*Given task*.
Where the word "Average" occurs in a line, return that line.

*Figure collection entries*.
Start

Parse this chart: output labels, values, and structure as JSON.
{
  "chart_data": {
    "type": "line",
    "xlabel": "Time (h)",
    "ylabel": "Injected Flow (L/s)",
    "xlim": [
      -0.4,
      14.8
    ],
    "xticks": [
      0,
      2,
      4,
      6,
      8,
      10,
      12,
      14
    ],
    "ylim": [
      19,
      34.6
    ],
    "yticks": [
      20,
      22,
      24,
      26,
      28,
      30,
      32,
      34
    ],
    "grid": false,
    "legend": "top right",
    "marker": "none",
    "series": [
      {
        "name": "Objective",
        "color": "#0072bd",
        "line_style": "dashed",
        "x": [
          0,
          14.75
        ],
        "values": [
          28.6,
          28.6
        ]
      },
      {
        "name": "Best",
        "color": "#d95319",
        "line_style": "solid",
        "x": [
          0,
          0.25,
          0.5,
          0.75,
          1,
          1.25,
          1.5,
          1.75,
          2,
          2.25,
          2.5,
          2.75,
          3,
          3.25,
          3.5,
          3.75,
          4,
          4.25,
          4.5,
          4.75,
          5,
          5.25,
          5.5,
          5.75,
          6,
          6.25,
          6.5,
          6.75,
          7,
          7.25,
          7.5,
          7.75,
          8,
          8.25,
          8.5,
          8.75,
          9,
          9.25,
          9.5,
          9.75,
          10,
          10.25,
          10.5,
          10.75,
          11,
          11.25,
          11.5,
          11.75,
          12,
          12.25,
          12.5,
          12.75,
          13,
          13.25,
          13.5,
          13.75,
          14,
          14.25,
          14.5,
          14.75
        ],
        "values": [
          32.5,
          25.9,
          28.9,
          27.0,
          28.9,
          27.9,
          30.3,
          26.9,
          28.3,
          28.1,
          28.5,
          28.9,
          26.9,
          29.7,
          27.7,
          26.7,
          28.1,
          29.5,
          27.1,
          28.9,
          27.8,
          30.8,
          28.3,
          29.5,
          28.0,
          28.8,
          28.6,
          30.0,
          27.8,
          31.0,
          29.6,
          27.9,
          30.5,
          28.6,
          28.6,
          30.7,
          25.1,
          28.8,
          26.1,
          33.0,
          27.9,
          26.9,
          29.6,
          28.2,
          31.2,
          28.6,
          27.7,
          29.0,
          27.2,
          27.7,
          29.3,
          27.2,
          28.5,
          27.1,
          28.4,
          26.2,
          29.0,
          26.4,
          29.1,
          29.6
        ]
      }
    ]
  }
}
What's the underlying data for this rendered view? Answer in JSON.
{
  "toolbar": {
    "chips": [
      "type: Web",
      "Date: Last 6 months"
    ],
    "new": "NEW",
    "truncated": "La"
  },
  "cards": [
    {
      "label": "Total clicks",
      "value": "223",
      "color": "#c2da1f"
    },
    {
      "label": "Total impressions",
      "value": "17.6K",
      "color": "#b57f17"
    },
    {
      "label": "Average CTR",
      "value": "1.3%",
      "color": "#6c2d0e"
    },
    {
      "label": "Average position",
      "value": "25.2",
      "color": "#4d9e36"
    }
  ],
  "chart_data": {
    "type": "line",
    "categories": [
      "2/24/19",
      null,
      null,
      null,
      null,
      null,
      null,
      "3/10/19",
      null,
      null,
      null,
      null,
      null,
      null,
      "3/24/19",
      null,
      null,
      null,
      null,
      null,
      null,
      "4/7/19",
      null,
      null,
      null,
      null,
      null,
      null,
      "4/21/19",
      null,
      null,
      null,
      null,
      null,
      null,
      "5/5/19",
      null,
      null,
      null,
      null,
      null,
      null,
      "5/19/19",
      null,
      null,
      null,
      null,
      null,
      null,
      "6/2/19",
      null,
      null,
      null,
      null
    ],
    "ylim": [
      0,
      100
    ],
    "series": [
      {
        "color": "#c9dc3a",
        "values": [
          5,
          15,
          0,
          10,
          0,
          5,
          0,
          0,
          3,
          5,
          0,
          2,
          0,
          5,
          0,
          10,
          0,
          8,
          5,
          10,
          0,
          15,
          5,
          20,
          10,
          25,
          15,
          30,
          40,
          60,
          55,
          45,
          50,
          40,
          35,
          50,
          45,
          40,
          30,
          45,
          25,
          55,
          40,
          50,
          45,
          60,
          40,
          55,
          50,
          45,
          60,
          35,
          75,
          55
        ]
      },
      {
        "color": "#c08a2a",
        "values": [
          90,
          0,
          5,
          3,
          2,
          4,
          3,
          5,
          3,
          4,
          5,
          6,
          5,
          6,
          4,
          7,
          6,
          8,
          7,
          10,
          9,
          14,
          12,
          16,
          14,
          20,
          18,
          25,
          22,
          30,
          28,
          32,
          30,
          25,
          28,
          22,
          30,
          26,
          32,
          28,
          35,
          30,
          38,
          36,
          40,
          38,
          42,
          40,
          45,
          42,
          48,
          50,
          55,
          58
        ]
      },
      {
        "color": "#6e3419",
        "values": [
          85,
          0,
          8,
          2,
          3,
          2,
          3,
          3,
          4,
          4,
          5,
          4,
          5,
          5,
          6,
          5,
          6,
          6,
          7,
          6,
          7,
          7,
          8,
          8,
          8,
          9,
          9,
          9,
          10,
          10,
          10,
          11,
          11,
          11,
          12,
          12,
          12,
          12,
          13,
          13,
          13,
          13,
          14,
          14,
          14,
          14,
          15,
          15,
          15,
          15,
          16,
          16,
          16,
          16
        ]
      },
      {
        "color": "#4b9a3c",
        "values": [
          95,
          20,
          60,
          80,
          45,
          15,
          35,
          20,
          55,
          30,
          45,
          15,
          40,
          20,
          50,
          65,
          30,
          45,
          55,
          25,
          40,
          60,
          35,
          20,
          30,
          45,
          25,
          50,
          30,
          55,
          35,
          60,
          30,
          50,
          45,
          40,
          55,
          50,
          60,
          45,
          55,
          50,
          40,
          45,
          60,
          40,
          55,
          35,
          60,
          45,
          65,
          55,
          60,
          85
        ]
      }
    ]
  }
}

End

*Answer*.
      "label": "Average CTR",
      "label": "Average position",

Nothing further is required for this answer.